* Start *

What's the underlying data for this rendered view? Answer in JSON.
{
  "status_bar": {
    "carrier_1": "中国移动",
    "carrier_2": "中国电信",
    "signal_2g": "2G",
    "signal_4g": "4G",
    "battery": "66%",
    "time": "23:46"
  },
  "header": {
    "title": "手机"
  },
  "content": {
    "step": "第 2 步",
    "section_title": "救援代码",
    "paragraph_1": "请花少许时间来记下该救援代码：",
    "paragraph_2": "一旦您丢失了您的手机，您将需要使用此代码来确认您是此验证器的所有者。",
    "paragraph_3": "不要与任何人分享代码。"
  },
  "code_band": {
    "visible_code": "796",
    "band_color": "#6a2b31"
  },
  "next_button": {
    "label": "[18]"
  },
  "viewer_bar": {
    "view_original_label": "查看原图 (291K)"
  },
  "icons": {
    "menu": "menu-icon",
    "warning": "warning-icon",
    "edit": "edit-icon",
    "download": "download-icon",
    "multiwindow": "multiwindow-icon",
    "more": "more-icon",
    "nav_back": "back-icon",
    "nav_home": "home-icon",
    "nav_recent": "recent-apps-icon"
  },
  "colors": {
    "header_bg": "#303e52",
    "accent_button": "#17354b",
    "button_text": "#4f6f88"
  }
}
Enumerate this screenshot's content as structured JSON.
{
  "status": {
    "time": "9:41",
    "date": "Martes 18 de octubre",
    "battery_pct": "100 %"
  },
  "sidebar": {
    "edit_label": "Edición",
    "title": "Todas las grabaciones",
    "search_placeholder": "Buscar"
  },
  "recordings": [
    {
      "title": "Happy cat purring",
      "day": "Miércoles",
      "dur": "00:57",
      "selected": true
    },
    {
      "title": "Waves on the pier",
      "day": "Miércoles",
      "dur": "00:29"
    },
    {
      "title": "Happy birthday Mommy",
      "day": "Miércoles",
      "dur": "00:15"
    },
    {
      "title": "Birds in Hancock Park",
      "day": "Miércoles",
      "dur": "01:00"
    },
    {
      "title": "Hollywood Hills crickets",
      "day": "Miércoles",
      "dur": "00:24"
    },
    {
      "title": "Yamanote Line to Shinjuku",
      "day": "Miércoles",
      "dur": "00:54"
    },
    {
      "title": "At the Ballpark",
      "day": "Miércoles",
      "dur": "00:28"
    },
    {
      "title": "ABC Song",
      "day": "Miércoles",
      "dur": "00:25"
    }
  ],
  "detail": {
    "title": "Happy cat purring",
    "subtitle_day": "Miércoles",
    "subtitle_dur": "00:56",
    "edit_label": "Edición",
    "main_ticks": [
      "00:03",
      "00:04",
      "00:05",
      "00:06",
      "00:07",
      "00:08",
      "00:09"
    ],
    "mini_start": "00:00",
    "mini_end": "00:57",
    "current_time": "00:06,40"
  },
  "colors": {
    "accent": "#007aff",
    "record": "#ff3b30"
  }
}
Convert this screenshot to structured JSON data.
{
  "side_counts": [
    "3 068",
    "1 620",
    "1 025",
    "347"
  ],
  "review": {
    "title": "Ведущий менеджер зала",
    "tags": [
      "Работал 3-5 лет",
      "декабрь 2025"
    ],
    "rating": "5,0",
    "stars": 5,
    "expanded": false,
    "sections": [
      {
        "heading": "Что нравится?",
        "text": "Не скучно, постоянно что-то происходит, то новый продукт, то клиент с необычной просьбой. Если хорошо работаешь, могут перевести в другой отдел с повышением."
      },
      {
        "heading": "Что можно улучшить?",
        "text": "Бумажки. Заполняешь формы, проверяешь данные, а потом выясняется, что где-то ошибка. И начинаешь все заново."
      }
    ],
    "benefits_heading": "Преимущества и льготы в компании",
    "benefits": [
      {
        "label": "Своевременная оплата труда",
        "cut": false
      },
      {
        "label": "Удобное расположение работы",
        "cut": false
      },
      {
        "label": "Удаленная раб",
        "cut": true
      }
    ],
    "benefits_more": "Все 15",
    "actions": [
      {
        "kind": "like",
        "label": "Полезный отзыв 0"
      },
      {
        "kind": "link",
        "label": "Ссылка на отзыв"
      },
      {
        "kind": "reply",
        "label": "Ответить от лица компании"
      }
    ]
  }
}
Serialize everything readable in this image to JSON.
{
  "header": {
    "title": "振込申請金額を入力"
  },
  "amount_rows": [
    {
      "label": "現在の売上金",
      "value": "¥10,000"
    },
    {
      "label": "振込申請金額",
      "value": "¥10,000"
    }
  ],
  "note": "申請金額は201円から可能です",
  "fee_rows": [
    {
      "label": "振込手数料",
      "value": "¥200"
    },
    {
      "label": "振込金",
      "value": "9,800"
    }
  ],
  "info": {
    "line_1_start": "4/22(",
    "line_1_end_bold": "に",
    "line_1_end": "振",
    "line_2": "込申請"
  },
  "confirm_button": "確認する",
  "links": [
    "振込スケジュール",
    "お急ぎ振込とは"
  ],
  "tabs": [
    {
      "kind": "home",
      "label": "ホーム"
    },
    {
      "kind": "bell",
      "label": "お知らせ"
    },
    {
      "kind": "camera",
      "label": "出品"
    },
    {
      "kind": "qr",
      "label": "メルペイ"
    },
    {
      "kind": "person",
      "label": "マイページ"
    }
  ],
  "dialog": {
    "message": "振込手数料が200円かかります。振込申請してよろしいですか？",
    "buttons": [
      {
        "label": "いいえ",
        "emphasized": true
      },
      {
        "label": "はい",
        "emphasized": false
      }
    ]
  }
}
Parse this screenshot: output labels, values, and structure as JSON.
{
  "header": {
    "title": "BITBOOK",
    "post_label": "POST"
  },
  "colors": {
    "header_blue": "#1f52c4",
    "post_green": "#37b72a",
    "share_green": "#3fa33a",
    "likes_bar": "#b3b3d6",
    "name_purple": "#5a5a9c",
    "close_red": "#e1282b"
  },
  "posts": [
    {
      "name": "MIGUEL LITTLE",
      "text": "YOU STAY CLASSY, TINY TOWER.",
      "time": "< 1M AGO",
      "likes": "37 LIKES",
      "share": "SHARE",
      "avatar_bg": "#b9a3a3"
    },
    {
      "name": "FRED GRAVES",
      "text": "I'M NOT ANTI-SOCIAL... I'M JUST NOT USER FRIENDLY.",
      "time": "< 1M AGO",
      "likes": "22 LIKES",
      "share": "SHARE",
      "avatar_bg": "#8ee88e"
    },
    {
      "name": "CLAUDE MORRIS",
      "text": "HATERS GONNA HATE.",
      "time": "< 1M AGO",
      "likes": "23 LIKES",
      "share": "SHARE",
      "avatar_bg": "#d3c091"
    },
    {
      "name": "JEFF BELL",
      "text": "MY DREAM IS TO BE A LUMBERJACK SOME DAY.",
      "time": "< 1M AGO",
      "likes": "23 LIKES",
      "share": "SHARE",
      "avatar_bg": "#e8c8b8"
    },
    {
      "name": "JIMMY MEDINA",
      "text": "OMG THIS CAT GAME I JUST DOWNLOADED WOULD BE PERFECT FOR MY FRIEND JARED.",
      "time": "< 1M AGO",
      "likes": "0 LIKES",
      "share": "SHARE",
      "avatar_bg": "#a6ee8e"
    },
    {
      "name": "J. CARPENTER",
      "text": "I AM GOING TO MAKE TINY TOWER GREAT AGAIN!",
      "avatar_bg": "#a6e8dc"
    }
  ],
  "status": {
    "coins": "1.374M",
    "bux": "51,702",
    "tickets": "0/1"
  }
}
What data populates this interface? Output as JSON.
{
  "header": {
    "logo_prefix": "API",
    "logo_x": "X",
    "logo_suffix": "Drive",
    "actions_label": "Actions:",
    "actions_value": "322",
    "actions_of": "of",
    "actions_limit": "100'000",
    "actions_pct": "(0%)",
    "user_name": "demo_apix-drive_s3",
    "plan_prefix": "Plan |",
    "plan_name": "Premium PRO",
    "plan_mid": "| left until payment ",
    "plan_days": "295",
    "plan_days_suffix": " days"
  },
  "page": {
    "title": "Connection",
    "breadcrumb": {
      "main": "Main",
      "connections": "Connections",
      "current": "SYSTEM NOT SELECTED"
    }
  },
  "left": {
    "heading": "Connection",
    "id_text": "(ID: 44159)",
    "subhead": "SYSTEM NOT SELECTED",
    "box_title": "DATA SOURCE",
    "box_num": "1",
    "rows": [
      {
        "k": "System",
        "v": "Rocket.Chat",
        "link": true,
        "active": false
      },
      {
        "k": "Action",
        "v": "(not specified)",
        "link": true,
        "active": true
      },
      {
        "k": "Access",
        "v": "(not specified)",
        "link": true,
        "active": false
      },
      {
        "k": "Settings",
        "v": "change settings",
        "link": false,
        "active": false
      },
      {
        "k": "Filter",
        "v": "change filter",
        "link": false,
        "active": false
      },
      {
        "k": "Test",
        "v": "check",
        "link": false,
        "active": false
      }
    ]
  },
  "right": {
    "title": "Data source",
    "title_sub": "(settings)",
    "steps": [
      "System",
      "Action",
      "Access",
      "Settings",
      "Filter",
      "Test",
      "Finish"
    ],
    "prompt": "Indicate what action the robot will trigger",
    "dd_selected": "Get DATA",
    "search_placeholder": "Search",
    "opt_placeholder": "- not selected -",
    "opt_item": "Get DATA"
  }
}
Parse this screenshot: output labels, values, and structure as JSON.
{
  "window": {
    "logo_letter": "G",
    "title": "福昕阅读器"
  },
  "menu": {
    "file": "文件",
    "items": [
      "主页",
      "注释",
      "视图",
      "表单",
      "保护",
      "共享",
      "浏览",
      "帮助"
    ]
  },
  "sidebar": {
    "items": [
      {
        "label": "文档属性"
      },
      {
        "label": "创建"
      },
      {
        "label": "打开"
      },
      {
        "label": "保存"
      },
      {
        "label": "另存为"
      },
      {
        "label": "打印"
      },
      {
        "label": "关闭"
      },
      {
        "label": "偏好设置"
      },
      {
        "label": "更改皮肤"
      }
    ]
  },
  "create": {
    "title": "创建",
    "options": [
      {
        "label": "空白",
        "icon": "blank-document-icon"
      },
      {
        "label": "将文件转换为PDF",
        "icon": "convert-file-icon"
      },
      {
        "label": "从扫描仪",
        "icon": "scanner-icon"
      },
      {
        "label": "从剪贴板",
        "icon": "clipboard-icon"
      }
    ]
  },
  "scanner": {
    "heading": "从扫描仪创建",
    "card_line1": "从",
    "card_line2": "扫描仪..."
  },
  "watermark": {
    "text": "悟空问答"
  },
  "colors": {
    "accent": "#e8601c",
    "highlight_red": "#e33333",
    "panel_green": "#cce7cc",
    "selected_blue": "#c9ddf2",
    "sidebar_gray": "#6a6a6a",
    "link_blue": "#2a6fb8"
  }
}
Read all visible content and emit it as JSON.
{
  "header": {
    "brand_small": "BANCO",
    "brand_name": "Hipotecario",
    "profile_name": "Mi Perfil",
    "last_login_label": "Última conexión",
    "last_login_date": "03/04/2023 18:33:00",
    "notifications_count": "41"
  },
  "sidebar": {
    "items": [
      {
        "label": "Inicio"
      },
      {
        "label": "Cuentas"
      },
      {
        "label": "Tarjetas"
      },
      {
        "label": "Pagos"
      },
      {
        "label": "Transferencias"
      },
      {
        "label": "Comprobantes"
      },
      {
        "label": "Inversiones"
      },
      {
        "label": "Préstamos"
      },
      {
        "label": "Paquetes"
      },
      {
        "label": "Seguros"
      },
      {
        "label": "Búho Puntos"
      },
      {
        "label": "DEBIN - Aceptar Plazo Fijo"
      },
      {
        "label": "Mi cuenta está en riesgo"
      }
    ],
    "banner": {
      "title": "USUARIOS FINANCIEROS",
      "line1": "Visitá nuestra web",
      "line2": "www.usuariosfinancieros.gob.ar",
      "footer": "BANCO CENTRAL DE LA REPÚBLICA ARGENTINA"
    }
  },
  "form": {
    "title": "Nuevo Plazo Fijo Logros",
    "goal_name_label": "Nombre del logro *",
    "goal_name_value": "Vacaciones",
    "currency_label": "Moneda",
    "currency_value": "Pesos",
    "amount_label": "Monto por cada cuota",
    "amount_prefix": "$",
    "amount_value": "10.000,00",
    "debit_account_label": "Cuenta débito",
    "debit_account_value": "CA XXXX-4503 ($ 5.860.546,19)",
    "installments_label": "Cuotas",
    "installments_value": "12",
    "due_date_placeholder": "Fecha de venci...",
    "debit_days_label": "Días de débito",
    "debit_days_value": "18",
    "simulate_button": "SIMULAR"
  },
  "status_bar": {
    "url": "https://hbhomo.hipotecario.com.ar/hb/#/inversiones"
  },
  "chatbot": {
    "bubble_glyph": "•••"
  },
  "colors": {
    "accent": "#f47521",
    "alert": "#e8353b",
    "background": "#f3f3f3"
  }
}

* End *

WORK TO BE COMPLETED → Read the entries and pick out all lines that include the word "structured".

OUTPUT →
Enumerate this screenshot's content as structured JSON.
Convert this screenshot to structured JSON data.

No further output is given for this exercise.